**Written exercise**
Go through the material and write it all out exactly, minus the pictures.

Dataset records
******************************

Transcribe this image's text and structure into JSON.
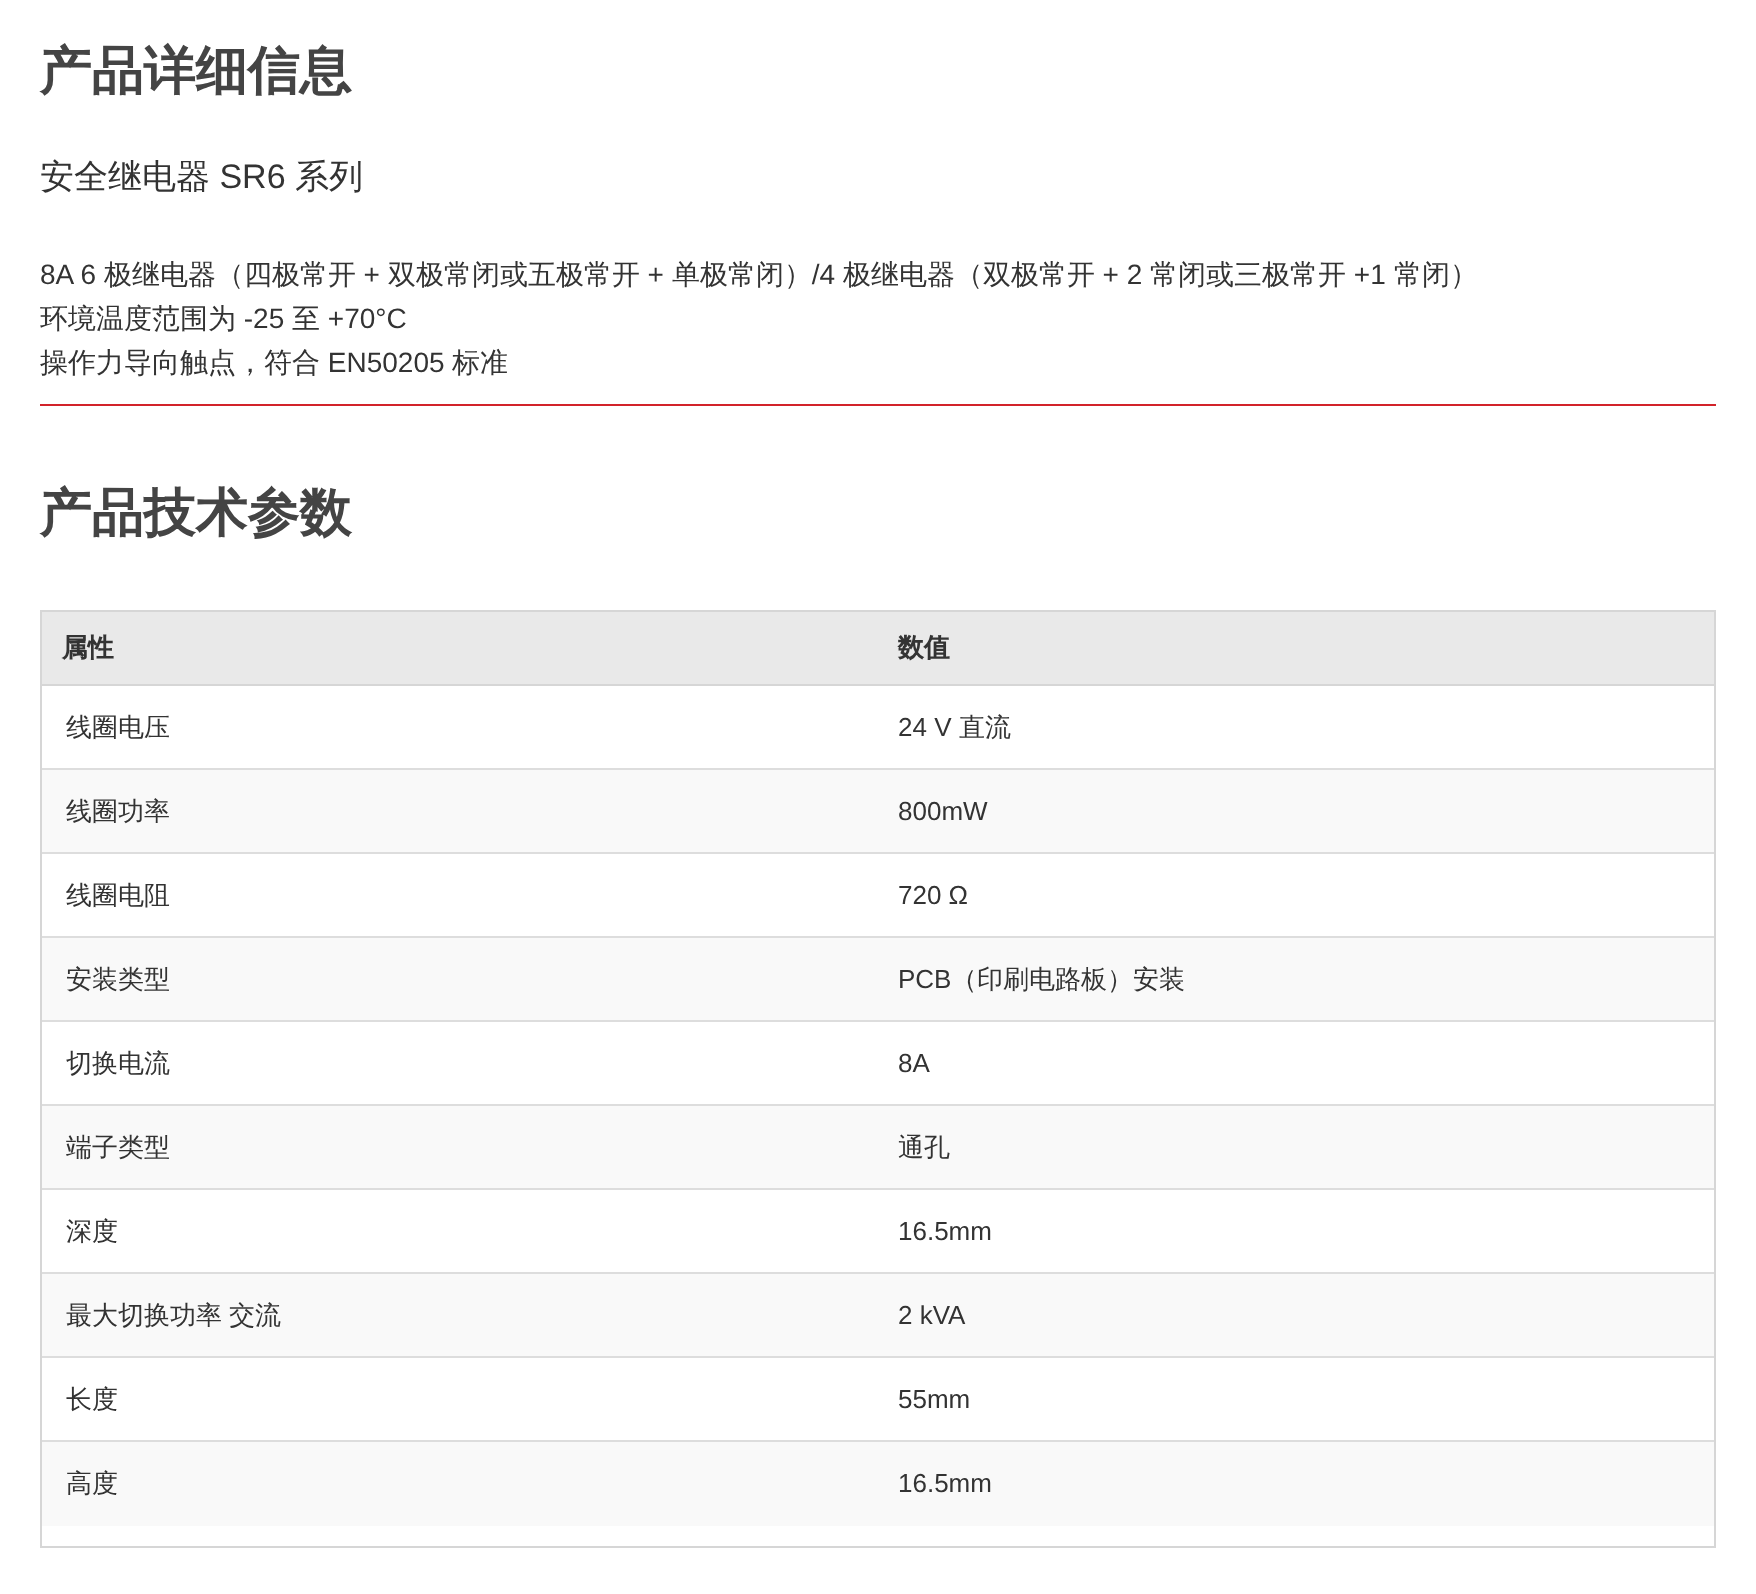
{
  "details": {
    "heading": "产品详细信息",
    "subtitle": "安全继电器 SR6 系列",
    "lines": [
      "8A 6 极继电器（四极常开 + 双极常闭或五极常开 + 单极常闭）/4 极继电器（双极常开 + 2 常闭或三极常开 +1 常闭）",
      "环境温度范围为 -25 至 +70°C",
      "操作力导向触点，符合 EN50205 标准"
    ]
  },
  "specs": {
    "heading": "产品技术参数",
    "columns": [
      "属性",
      "数值"
    ],
    "rows": [
      [
        "线圈电压",
        "24 V 直流"
      ],
      [
        "线圈功率",
        "800mW"
      ],
      [
        "线圈电阻",
        "720 Ω"
      ],
      [
        "安装类型",
        "PCB（印刷电路板）安装"
      ],
      [
        "切换电流",
        "8A"
      ],
      [
        "端子类型",
        "通孔"
      ],
      [
        "深度",
        "16.5mm"
      ],
      [
        "最大切换功率 交流",
        "2 kVA"
      ],
      [
        "长度",
        "55mm"
      ],
      [
        "高度",
        "16.5mm"
      ]
    ]
  }
}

******************************

**Answer to the task**
Transcribe this image's text and structure into JSON.
{
  "details": {
    "heading": "产品详细信息",
    "subtitle": "安全继电器 SR6 系列",
    "lines": [
      "8A 6 极继电器（四极常开 + 双极常闭或五极常开 + 单极常闭）/4 极继电器（双极常开 + 2 常闭或三极常开 +1 常闭）",
      "环境温度范围为 -25 至 +70°C",
      "操作力导向触点，符合 EN50205 标准"
    ]
  },
  "specs": {
    "heading": "产品技术参数",
    "columns": [
      "属性",
      "数值"
    ],
    "rows": [
      [
        "线圈电压",
        "24 V 直流"
      ],
      [
        "线圈功率",
        "800mW"
      ],
      [
        "线圈电阻",
        "720 Ω"
      ],
      [
        "安装类型",
        "PCB（印刷电路板）安装"
      ],
      [
        "切换电流",
        "8A"
      ],
      [
        "端子类型",
        "通孔"
      ],
      [
        "深度",
        "16.5mm"
      ],
      [
        "最大切换功率 交流",
        "2 kVA"
      ],
      [
        "长度",
        "55mm"
      ],
      [
        "高度",
        "16.5mm"
      ]
    ]
  }
}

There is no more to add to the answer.